June 19, 2001
By NATALIE ANGIER
Only recently have doctors and researchers begun thinking of autoimmune syndromes as a kind of boxed set, rather than as a series of distinct disorders. And in some families, it seems, a predisposition to autoimmunity is a box packed by Pandora.
Sarah Ciambrone, 47, a manager of a medical clinic for the homeless in Boston, is hard-working, fit, spirited and renowned among local immunologists for the extent of her family hex. Ms. Ciambrone's mother had Graves' thyroiditis in her late 20's — an autoimmune disorder in which the thyroid gland becomes wildly overactive. One of Sarah's older brothers also came down with Graves' disease in his late 20's, and Sarah soon followed, turning hyperthyroid at the age of 23. Recently, she learned that one of her young maternal cousins had to be treated for Graves'. A maternal uncle has vitiligo, an autoimmune condition that destroys patches of pigment cells in the skin.
Another older brother came down with Type 1, or juvenile, diabetes in his early 30's, and had to start insulin injections. Then, six years ago, in addition to her thyroid condition, Sarah Ciambrone was afflicted with juvenile diabetes.

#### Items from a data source
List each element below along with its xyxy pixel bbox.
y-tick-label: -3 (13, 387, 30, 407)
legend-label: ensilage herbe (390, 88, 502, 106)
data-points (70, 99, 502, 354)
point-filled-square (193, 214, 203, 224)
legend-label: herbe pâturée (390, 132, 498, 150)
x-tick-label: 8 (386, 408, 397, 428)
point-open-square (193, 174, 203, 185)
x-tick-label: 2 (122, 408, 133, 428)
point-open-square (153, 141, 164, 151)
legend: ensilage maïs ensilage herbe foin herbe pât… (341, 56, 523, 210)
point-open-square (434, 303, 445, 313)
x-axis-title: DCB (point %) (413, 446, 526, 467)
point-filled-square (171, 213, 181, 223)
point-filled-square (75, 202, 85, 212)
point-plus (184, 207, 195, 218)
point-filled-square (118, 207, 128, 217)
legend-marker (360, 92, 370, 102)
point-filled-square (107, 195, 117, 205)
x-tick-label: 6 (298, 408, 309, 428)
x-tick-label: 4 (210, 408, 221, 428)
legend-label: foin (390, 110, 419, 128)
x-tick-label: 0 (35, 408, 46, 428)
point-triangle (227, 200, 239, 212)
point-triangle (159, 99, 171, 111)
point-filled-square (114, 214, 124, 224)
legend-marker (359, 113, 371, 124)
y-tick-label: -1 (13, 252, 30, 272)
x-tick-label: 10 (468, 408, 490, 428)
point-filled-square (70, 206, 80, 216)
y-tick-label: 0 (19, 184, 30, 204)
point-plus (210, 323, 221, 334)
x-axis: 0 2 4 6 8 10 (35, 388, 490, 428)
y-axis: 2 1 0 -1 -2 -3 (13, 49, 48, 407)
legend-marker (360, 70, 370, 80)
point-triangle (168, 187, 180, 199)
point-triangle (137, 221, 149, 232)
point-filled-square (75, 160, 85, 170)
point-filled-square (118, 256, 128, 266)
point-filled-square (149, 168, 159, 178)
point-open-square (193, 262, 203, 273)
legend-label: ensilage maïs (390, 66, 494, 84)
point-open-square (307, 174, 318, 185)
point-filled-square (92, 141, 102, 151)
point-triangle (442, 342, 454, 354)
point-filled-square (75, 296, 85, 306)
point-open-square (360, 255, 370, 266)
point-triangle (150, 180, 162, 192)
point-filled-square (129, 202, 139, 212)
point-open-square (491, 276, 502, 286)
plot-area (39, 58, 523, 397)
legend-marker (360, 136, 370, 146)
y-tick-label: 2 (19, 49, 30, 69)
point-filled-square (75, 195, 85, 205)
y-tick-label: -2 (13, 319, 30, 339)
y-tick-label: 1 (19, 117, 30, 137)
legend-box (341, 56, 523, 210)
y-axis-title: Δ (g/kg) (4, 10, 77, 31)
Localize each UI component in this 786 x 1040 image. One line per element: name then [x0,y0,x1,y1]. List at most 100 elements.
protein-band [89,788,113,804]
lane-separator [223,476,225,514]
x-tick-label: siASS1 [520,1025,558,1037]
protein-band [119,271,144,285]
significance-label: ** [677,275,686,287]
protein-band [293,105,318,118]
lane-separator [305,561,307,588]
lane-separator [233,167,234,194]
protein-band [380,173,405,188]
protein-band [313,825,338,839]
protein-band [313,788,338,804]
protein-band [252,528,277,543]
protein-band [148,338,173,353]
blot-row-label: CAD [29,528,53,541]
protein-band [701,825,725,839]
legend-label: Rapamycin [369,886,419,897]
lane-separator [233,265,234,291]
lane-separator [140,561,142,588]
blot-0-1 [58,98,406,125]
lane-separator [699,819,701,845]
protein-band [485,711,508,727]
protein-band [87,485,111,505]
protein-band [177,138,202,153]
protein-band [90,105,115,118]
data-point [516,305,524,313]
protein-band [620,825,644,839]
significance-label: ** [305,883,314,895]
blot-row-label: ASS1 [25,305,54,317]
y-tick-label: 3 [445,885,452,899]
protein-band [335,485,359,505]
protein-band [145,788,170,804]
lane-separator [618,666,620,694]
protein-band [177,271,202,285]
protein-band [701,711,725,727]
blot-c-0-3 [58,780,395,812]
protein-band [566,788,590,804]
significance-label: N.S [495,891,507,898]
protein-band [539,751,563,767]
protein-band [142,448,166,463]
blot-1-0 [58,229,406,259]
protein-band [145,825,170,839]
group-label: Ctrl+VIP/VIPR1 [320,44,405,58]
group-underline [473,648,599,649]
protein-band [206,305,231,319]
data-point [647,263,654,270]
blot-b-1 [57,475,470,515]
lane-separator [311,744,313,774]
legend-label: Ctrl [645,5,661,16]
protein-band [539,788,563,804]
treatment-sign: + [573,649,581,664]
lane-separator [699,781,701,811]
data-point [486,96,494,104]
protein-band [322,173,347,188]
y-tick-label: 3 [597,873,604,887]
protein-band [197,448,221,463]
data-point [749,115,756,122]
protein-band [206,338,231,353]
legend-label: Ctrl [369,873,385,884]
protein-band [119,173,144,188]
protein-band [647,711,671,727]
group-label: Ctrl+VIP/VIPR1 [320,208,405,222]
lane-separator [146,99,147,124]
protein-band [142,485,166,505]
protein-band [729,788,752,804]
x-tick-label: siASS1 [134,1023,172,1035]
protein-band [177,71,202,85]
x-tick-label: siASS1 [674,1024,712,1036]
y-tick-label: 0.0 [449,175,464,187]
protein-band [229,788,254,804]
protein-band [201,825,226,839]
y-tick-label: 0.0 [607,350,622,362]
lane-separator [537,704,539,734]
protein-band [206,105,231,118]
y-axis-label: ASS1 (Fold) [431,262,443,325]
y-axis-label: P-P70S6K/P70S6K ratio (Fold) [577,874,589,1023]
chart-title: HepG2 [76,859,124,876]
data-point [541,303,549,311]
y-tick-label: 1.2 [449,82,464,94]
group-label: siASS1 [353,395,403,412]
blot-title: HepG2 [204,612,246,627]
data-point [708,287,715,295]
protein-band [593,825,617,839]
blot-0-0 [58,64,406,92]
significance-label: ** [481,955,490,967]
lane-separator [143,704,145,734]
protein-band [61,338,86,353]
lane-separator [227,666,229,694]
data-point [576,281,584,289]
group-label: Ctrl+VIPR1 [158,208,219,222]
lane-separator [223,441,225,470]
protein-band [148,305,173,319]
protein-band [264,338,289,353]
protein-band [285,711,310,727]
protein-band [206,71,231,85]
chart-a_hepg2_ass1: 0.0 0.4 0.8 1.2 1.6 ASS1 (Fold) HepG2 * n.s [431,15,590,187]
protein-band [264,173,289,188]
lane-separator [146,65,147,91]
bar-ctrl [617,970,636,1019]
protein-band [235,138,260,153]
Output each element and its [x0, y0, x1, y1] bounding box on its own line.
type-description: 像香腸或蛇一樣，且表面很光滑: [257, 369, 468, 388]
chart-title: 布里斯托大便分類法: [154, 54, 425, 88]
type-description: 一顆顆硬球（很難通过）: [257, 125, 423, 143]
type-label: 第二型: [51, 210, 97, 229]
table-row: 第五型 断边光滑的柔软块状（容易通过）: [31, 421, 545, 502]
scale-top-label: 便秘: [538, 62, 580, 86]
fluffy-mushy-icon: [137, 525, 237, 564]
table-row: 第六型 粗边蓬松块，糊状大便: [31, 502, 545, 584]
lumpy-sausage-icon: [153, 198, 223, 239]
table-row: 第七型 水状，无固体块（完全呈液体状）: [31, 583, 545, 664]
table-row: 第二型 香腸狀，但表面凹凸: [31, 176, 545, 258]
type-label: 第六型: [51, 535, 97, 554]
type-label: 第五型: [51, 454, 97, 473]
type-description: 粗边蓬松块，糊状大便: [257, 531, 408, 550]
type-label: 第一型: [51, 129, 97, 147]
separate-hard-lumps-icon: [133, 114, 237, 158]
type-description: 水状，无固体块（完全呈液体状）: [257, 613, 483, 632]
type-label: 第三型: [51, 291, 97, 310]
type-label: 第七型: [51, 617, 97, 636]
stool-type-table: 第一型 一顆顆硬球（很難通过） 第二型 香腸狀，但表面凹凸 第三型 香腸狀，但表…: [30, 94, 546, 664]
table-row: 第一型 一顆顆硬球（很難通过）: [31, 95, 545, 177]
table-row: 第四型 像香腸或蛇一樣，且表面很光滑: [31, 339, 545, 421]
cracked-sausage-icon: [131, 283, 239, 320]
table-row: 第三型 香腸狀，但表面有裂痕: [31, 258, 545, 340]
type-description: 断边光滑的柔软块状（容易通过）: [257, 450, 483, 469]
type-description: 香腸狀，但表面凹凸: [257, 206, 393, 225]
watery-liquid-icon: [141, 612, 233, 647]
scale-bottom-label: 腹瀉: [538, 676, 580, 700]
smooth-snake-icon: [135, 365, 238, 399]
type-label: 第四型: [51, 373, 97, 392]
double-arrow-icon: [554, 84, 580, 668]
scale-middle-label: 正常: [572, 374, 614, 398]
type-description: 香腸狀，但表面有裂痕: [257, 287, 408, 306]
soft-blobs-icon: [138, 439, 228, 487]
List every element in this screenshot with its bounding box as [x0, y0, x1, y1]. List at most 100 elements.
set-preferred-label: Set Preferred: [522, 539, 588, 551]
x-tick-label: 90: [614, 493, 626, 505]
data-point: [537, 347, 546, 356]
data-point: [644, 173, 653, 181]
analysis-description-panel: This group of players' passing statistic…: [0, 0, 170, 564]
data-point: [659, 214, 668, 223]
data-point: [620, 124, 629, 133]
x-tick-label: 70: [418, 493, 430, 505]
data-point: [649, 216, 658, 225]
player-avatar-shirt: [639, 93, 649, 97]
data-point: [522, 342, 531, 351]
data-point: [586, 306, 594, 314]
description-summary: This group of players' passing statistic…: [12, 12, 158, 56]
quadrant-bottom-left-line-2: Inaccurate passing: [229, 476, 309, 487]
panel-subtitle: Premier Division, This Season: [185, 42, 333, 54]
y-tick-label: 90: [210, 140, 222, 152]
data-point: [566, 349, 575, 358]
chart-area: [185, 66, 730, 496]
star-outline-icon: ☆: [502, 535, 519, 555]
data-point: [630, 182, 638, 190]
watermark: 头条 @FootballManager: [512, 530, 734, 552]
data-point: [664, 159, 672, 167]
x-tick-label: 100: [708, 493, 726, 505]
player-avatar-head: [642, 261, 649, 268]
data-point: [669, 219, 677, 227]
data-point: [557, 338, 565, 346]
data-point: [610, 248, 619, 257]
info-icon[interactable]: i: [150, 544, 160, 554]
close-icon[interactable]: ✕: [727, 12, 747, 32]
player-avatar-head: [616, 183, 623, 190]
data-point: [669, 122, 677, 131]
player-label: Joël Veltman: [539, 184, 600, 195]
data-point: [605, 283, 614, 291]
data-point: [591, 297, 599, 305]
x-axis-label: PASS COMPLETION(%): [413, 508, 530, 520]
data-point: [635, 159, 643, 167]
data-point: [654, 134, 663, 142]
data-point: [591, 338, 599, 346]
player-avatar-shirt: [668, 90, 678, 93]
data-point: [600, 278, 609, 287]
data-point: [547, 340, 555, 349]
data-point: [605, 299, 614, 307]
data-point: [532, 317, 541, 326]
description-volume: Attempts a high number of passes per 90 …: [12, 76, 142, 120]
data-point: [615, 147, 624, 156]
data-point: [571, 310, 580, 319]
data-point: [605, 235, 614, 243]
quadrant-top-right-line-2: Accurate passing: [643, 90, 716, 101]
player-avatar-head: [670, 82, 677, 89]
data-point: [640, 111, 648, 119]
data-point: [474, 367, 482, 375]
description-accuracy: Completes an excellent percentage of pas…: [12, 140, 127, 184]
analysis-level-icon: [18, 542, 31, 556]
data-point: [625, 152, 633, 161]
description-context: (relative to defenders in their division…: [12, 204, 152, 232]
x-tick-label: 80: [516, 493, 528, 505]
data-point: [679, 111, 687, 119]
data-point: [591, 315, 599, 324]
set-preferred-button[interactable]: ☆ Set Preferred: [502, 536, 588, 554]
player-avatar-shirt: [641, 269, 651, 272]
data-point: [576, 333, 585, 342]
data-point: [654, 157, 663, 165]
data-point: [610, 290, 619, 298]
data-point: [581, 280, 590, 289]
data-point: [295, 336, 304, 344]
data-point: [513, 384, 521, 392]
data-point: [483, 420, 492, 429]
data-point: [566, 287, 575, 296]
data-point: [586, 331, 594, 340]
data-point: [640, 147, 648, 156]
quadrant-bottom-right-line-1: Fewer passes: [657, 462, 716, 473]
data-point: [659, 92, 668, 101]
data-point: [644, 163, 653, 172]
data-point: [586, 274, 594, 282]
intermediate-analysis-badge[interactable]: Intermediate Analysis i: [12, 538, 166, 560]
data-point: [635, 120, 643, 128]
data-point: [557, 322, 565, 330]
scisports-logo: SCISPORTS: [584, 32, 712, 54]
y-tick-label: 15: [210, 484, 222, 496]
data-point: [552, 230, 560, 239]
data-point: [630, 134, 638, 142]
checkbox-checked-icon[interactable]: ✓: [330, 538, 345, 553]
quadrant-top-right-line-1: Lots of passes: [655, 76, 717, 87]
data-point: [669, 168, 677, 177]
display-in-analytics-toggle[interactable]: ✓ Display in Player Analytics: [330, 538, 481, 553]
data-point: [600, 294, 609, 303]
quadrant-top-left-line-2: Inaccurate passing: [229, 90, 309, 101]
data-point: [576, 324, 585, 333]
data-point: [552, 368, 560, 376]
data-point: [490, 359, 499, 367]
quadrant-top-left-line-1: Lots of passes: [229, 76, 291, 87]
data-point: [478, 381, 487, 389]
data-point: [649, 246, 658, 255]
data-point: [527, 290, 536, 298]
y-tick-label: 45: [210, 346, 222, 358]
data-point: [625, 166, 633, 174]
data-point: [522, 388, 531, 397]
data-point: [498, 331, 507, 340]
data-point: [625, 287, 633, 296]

#### Prompt 1
Answer these questions from the article on autoimmunity.
(a) At what age did Sarah Ciambrone turn hyperthyroid?
(b) What condition does a maternal uncle of hers have?
(c) How many years ago was she afflicted with juvenile diabetes?
#### Prompt 2
Copy the article on autoimmunity between "June 19, 2001" and "packed by Pandora.", inclusive, and rename "syndromes" to "conditions".

#### Worked solution 1
(a) At the age of 23.
(b) Vitiligo.
(c) Six years ago.

#### Worked solution 2
June 19, 2001
By NATALIE ANGIER
Only recently have doctors and researchers begun thinking of autoimmune conditions as a kind of boxed set, rather than as a series of distinct disorders. And in some families, it seems, a predisposition to autoimmunity is a box packed by Pandora.